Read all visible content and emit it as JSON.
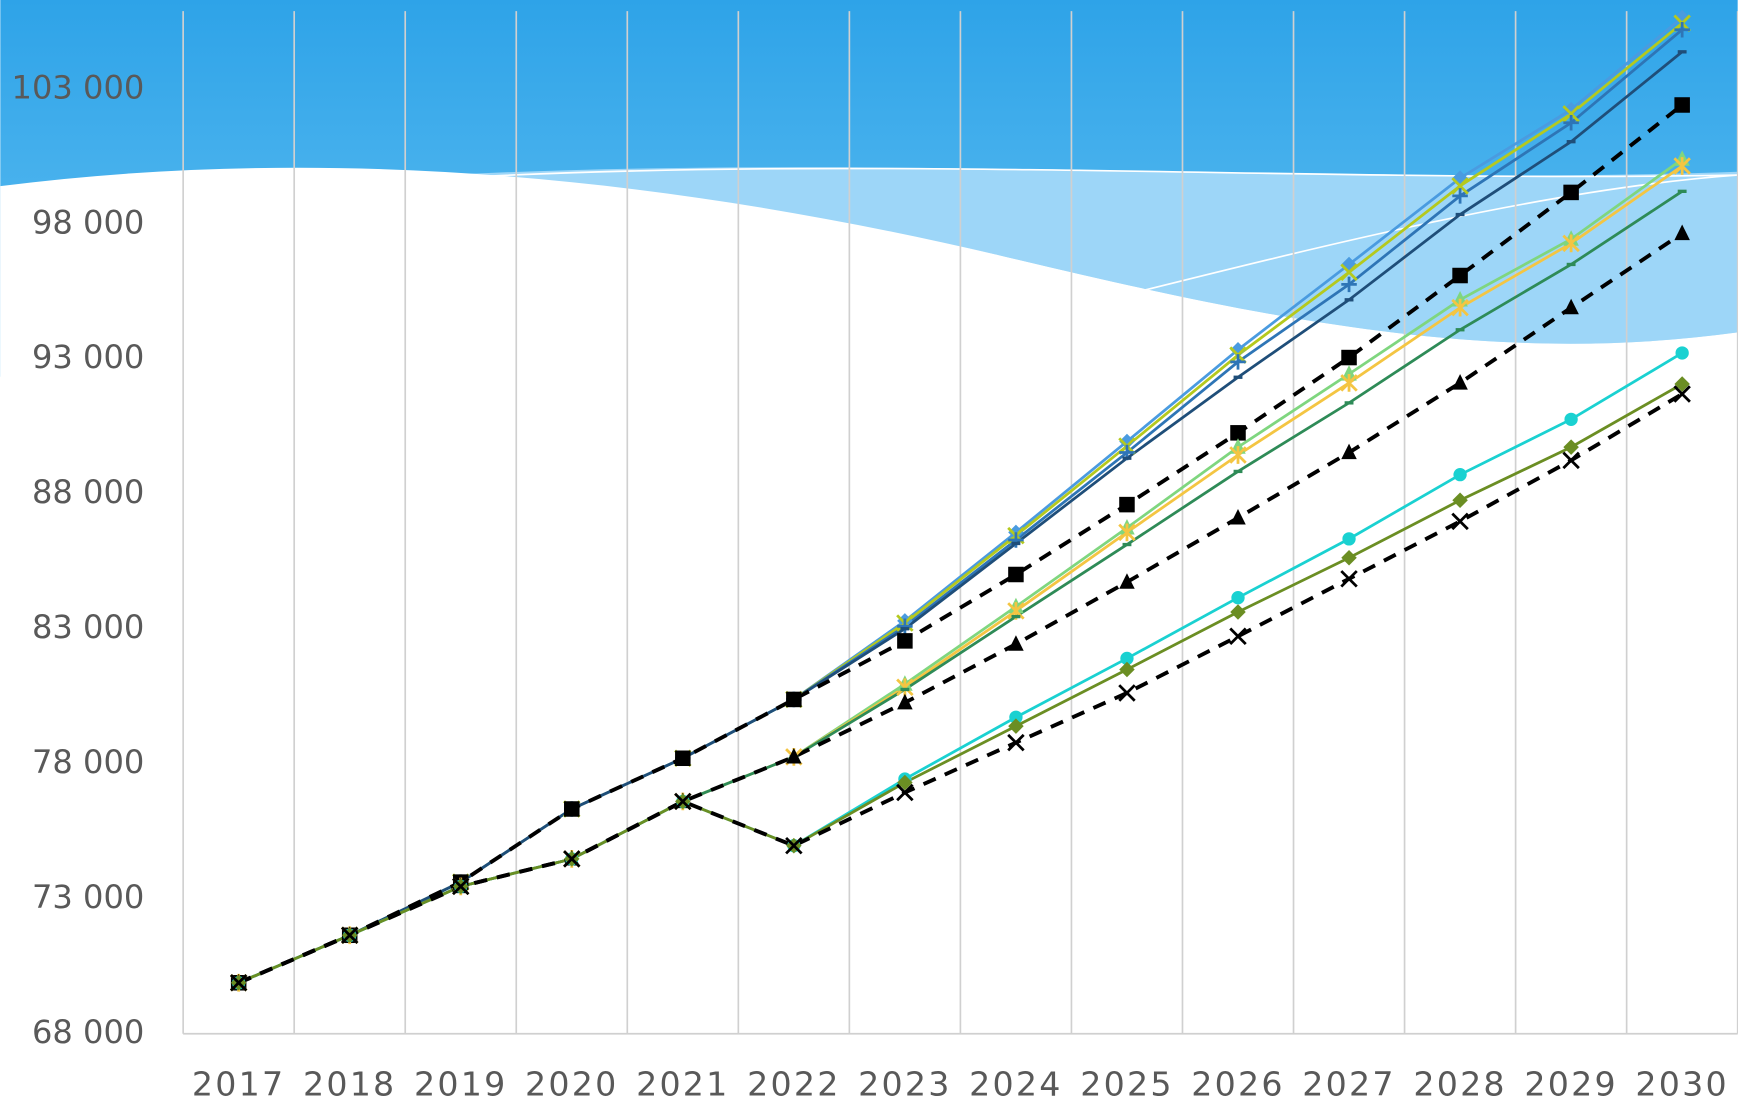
{
  "chart_data": {
    "type": "line",
    "categories": [
      "2017",
      "2018",
      "2019",
      "2020",
      "2021",
      "2022",
      "2023",
      "2024",
      "2025",
      "2026",
      "2027",
      "2028",
      "2029",
      "2030"
    ],
    "ylim": [
      68000,
      105900
    ],
    "yticks": [
      {
        "value": 68000,
        "label": "68 000"
      },
      {
        "value": 73000,
        "label": "73 000"
      },
      {
        "value": 78000,
        "label": "78 000"
      },
      {
        "value": 83000,
        "label": "83 000"
      },
      {
        "value": 88000,
        "label": "88 000"
      },
      {
        "value": 93000,
        "label": "93 000"
      },
      {
        "value": 98000,
        "label": "98 000"
      },
      {
        "value": 103000,
        "label": "103 000"
      }
    ],
    "grid": "vertical",
    "series": [
      {
        "color": "#4a9be0",
        "marker": "diamond",
        "dashed": false,
        "values": [
          69890,
          71650,
          73620,
          76330,
          78210,
          80390,
          83300,
          86580,
          89950,
          93350,
          96510,
          99710,
          102250,
          105660
        ]
      },
      {
        "color": "#b5c91e",
        "marker": "x",
        "dashed": false,
        "values": [
          69890,
          71650,
          73620,
          76330,
          78210,
          80390,
          83220,
          86460,
          89780,
          93150,
          96220,
          99420,
          102090,
          105450
        ]
      },
      {
        "color": "#2e75b6",
        "marker": "plus",
        "dashed": false,
        "values": [
          69890,
          71650,
          73620,
          76330,
          78210,
          80390,
          83100,
          86300,
          89540,
          92900,
          95770,
          99050,
          101760,
          105210
        ]
      },
      {
        "color": "#1f4e79",
        "marker": "dash",
        "dashed": false,
        "values": [
          69890,
          71650,
          73620,
          76330,
          78210,
          80390,
          83010,
          86170,
          89330,
          92330,
          95200,
          98360,
          101060,
          104390
        ]
      },
      {
        "color": "#000000",
        "marker": "square",
        "dashed": true,
        "values": [
          69890,
          71650,
          73620,
          76330,
          78210,
          80390,
          82560,
          85020,
          87610,
          90270,
          93060,
          96100,
          99180,
          102420
        ]
      },
      {
        "color": "#7fd67f",
        "marker": "triangle",
        "dashed": false,
        "values": [
          69890,
          71650,
          73460,
          74480,
          76610,
          78260,
          80960,
          83830,
          86750,
          89740,
          92450,
          95200,
          97450,
          100410
        ]
      },
      {
        "color": "#f4c542",
        "marker": "star",
        "dashed": false,
        "values": [
          69890,
          71650,
          73460,
          74480,
          76610,
          78260,
          80840,
          83670,
          86580,
          89450,
          92120,
          94910,
          97290,
          100160
        ]
      },
      {
        "color": "#2e8b57",
        "marker": "dash",
        "dashed": false,
        "values": [
          69890,
          71650,
          73460,
          74480,
          76610,
          78260,
          80760,
          83460,
          86130,
          88840,
          91380,
          94090,
          96510,
          99220
        ]
      },
      {
        "color": "#000000",
        "marker": "triangle",
        "dashed": true,
        "values": [
          69890,
          71650,
          73460,
          74480,
          76610,
          78260,
          80270,
          82440,
          84740,
          87120,
          89540,
          92120,
          94910,
          97660
        ]
      },
      {
        "color": "#1ad1d1",
        "marker": "circle",
        "dashed": false,
        "values": [
          69890,
          71650,
          73460,
          74480,
          76610,
          74970,
          77440,
          79730,
          81910,
          84160,
          86340,
          88720,
          90770,
          93230
        ]
      },
      {
        "color": "#6b8e23",
        "marker": "diamond",
        "dashed": false,
        "values": [
          69890,
          71650,
          73460,
          74480,
          76610,
          74970,
          77310,
          79400,
          81500,
          83630,
          85640,
          87770,
          89740,
          92080
        ]
      },
      {
        "color": "#000000",
        "marker": "x",
        "dashed": true,
        "values": [
          69890,
          71650,
          73460,
          74480,
          76610,
          74970,
          76940,
          78790,
          80630,
          82730,
          84860,
          86990,
          89250,
          91710
        ]
      }
    ]
  }
}
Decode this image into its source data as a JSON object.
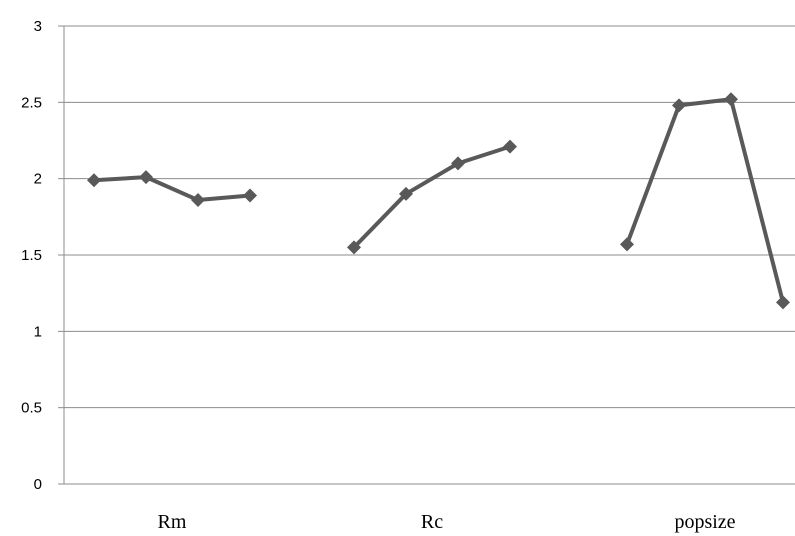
{
  "chart_data": {
    "type": "line",
    "title": "",
    "xlabel": "",
    "ylabel": "",
    "ylim": [
      0,
      3
    ],
    "yticks": [
      "0",
      "0.5",
      "1",
      "1.5",
      "2",
      "2.5",
      "3"
    ],
    "grid": true,
    "legend": "none",
    "line_color": "#595959",
    "groups": [
      {
        "label": "Rm",
        "values": [
          1.99,
          2.01,
          1.86,
          1.89
        ]
      },
      {
        "label": "Rc",
        "values": [
          1.55,
          1.9,
          2.1,
          2.21
        ]
      },
      {
        "label": "popsize",
        "values": [
          1.57,
          2.48,
          2.52,
          1.19
        ]
      }
    ]
  }
}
***
• [Task brief]: Every line of text is to be repeated exactly; pictures are left out.

• [The completed task]:
Read all visible content and emit it as JSON.
{
  "chart_data": {
    "type": "line",
    "categories": [
      "2017",
      "2018",
      "2019",
      "2020",
      "2021",
      "2022",
      "2023",
      "2024",
      "2025",
      "2026",
      "2027",
      "2028",
      "2029",
      "2030"
    ],
    "ylim": [
      68000,
      105900
    ],
    "yticks": [
      {
        "value": 68000,
        "label": "68 000"
      },
      {
        "value": 73000,
        "label": "73 000"
      },
      {
        "value": 78000,
        "label": "78 000"
      },
      {
        "value": 83000,
        "label": "83 000"
      },
      {
        "value": 88000,
        "label": "88 000"
      },
      {
        "value": 93000,
        "label": "93 000"
      },
      {
        "value": 98000,
        "label": "98 000"
      },
      {
        "value": 103000,
        "label": "103 000"
      }
    ],
    "grid": "vertical",
    "series": [
      {
        "color": "#4a9be0",
        "marker": "diamond",
        "dashed": false,
        "values": [
          69890,
          71650,
          73620,
          76330,
          78210,
          80390,
          83300,
          86580,
          89950,
          93350,
          96510,
          99710,
          102250,
          105660
        ]
      },
      {
        "color": "#b5c91e",
        "marker": "x",
        "dashed": false,
        "values": [
          69890,
          71650,
          73620,
          76330,
          78210,
          80390,
          83220,
          86460,
          89780,
          93150,
          96220,
          99420,
          102090,
          105450
        ]
      },
      {
        "color": "#2e75b6",
        "marker": "plus",
        "dashed": false,
        "values": [
          69890,
          71650,
          73620,
          76330,
          78210,
          80390,
          83100,
          86300,
          89540,
          92900,
          95770,
          99050,
          101760,
          105210
        ]
      },
      {
        "color": "#1f4e79",
        "marker": "dash",
        "dashed": false,
        "values": [
          69890,
          71650,
          73620,
          76330,
          78210,
          80390,
          83010,
          86170,
          89330,
          92330,
          95200,
          98360,
          101060,
          104390
        ]
      },
      {
        "color": "#000000",
        "marker": "square",
        "dashed": true,
        "values": [
          69890,
          71650,
          73620,
          76330,
          78210,
          80390,
          82560,
          85020,
          87610,
          90270,
          93060,
          96100,
          99180,
          102420
        ]
      },
      {
        "color": "#7fd67f",
        "marker": "triangle",
        "dashed": false,
        "values": [
          69890,
          71650,
          73460,
          74480,
          76610,
          78260,
          80960,
          83830,
          86750,
          89740,
          92450,
          95200,
          97450,
          100410
        ]
      },
      {
        "color": "#f4c542",
        "marker": "star",
        "dashed": false,
        "values": [
          69890,
          71650,
          73460,
          74480,
          76610,
          78260,
          80840,
          83670,
          86580,
          89450,
          92120,
          94910,
          97290,
          100160
        ]
      },
      {
        "color": "#2e8b57",
        "marker": "dash",
        "dashed": false,
        "values": [
          69890,
          71650,
          73460,
          74480,
          76610,
          78260,
          80760,
          83460,
          86130,
          88840,
          91380,
          94090,
          96510,
          99220
        ]
      },
      {
        "color": "#000000",
        "marker": "triangle",
        "dashed": true,
        "values": [
          69890,
          71650,
          73460,
          74480,
          76610,
          78260,
          80270,
          82440,
          84740,
          87120,
          89540,
          92120,
          94910,
          97660
        ]
      },
      {
        "color": "#1ad1d1",
        "marker": "circle",
        "dashed": false,
        "values": [
          69890,
          71650,
          73460,
          74480,
          76610,
          74970,
          77440,
          79730,
          81910,
          84160,
          86340,
          88720,
          90770,
          93230
        ]
      },
      {
        "color": "#6b8e23",
        "marker": "diamond",
        "dashed": false,
        "values": [
          69890,
          71650,
          73460,
          74480,
          76610,
          74970,
          77310,
          79400,
          81500,
          83630,
          85640,
          87770,
          89740,
          92080
        ]
      },
      {
        "color": "#000000",
        "marker": "x",
        "dashed": true,
        "values": [
          69890,
          71650,
          73460,
          74480,
          76610,
          74970,
          76940,
          78790,
          80630,
          82730,
          84860,
          86990,
          89250,
          91710
        ]
      }
    ]
  }
}
Decode this image into its source data as a JSON object.
{
  "chart_data": {
    "type": "line",
    "title": "",
    "xlabel": "",
    "ylabel": "",
    "ylim": [
      0,
      3
    ],
    "yticks": [
      "0",
      "0.5",
      "1",
      "1.5",
      "2",
      "2.5",
      "3"
    ],
    "grid": true,
    "legend": "none",
    "line_color": "#595959",
    "groups": [
      {
        "label": "Rm",
        "values": [
          1.99,
          2.01,
          1.86,
          1.89
        ]
      },
      {
        "label": "Rc",
        "values": [
          1.55,
          1.9,
          2.1,
          2.21
        ]
      },
      {
        "label": "popsize",
        "values": [
          1.57,
          2.48,
          2.52,
          1.19
        ]
      }
    ]
  }
}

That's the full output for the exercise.